→ WHAT THIS TASK INVOLVES
Pull each line holding the word "deespeak" from the data.

→ SUPPLIED RECORDS
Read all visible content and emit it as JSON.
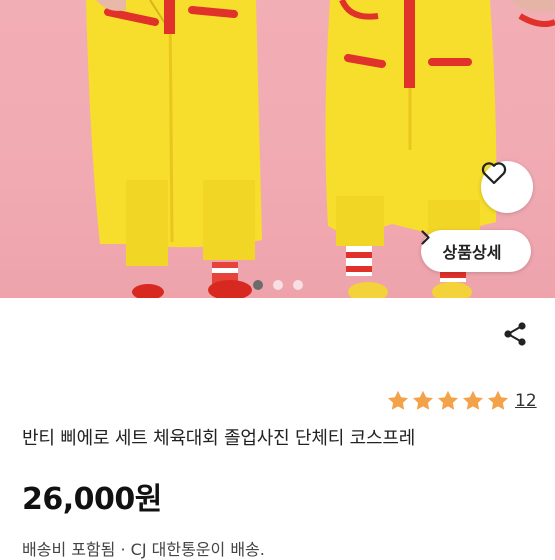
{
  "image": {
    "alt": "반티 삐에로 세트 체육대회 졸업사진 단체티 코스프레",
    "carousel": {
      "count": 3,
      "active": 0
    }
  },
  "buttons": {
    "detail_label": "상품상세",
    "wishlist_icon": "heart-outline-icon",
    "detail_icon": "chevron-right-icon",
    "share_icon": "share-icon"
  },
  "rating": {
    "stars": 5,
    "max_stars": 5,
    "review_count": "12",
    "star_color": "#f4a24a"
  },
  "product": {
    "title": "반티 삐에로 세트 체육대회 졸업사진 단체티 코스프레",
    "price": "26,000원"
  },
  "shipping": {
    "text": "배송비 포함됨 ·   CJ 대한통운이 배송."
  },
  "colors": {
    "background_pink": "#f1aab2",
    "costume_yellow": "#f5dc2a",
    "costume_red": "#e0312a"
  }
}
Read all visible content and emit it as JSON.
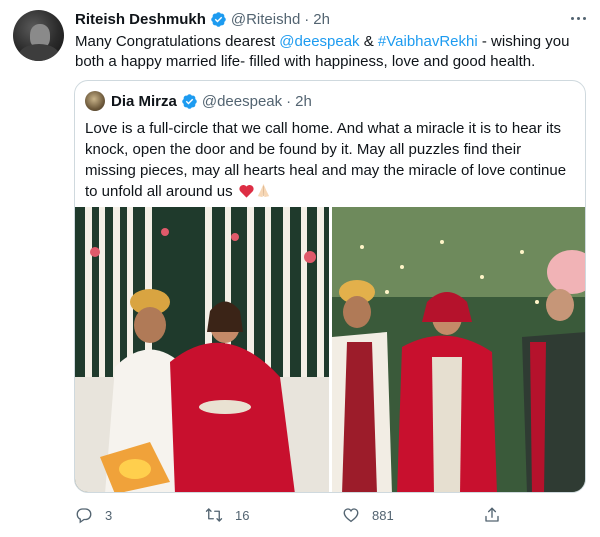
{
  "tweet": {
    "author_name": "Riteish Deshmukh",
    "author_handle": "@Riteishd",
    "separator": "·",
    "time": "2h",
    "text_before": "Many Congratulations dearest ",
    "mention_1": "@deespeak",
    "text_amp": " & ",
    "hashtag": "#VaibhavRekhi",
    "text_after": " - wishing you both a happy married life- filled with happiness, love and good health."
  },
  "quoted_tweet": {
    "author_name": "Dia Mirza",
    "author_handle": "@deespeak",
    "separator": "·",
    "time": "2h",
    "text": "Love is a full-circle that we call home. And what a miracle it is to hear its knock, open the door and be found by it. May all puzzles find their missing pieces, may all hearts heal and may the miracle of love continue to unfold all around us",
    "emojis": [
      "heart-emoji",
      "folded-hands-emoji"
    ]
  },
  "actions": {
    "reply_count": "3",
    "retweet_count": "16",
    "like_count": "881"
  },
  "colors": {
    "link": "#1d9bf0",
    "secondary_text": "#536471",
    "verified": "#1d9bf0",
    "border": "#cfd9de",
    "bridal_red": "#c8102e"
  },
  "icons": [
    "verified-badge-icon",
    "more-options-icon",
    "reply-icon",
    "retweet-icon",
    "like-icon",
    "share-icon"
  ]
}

→ OUTPUT
    "mention_1": "@deespeak",
    "author_handle": "@deespeak",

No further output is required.